◆ WORK TO BE COMPLETED
Check every line of the entries below for the word "this", and copy the ones that have it.

◆ RECORDS FOR PROCESSING
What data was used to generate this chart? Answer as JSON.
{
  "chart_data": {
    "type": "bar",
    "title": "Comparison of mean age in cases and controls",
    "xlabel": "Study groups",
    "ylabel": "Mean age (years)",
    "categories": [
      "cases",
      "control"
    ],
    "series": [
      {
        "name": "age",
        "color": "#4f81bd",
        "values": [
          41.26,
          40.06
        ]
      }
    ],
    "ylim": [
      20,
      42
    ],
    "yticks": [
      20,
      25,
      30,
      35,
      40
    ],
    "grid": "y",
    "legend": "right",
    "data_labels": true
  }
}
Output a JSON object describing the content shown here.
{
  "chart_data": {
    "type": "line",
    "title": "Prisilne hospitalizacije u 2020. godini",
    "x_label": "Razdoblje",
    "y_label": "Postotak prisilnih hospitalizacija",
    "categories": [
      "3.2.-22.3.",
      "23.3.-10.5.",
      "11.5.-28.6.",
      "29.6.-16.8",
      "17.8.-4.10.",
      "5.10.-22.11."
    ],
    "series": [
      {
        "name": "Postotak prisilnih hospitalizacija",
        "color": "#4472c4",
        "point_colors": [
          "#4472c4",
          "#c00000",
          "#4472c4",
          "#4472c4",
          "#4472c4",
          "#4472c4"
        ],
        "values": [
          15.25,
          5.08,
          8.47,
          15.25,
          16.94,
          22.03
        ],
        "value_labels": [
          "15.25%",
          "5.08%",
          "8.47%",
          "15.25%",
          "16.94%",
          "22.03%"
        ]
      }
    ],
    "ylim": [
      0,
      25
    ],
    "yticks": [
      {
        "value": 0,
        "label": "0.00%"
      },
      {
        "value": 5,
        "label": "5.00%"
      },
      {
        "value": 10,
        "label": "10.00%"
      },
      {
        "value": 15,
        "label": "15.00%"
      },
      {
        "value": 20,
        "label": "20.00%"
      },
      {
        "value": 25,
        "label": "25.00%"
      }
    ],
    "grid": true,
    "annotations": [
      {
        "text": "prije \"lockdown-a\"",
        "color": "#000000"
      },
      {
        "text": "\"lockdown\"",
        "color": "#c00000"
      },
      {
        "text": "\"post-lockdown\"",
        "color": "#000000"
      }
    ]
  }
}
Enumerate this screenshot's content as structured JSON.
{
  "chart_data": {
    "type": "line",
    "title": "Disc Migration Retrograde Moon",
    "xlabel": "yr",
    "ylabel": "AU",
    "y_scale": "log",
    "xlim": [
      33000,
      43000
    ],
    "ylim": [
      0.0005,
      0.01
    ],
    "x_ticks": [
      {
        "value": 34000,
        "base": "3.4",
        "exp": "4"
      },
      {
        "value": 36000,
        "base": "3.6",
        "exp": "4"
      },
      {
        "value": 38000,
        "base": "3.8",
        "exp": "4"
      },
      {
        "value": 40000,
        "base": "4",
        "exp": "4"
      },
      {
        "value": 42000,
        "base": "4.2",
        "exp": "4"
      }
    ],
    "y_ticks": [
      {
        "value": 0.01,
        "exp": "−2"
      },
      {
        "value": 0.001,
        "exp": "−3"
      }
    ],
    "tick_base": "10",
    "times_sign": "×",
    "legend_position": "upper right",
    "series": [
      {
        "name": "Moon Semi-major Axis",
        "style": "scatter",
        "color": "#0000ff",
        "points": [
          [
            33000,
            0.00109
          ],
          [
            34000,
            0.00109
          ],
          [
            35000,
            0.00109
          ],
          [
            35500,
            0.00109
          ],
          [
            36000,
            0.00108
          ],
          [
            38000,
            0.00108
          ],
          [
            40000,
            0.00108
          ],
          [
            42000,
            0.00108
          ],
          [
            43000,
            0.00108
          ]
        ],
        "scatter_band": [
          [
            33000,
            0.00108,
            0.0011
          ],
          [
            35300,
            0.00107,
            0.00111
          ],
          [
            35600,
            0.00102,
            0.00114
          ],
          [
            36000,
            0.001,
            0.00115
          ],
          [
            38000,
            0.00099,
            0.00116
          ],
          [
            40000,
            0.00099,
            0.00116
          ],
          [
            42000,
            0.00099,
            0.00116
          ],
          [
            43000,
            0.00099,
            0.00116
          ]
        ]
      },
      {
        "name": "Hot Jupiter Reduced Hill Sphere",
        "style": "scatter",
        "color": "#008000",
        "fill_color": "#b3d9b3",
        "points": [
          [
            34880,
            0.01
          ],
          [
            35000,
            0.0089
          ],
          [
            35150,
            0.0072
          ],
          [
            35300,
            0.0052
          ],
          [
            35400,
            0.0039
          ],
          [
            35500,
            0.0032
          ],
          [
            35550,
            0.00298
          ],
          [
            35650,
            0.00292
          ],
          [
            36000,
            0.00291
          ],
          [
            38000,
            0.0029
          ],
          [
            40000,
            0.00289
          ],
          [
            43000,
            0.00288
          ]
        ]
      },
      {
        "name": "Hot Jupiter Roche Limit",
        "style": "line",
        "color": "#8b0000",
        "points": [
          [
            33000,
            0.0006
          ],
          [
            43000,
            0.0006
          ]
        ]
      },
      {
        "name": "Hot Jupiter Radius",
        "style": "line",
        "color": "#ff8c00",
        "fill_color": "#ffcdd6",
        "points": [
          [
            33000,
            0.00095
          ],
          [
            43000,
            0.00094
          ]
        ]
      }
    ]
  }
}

◆ ANSWER TO THE TASK
What data was used to generate this chart? Answer as JSON.
Enumerate this screenshot's content as structured JSON.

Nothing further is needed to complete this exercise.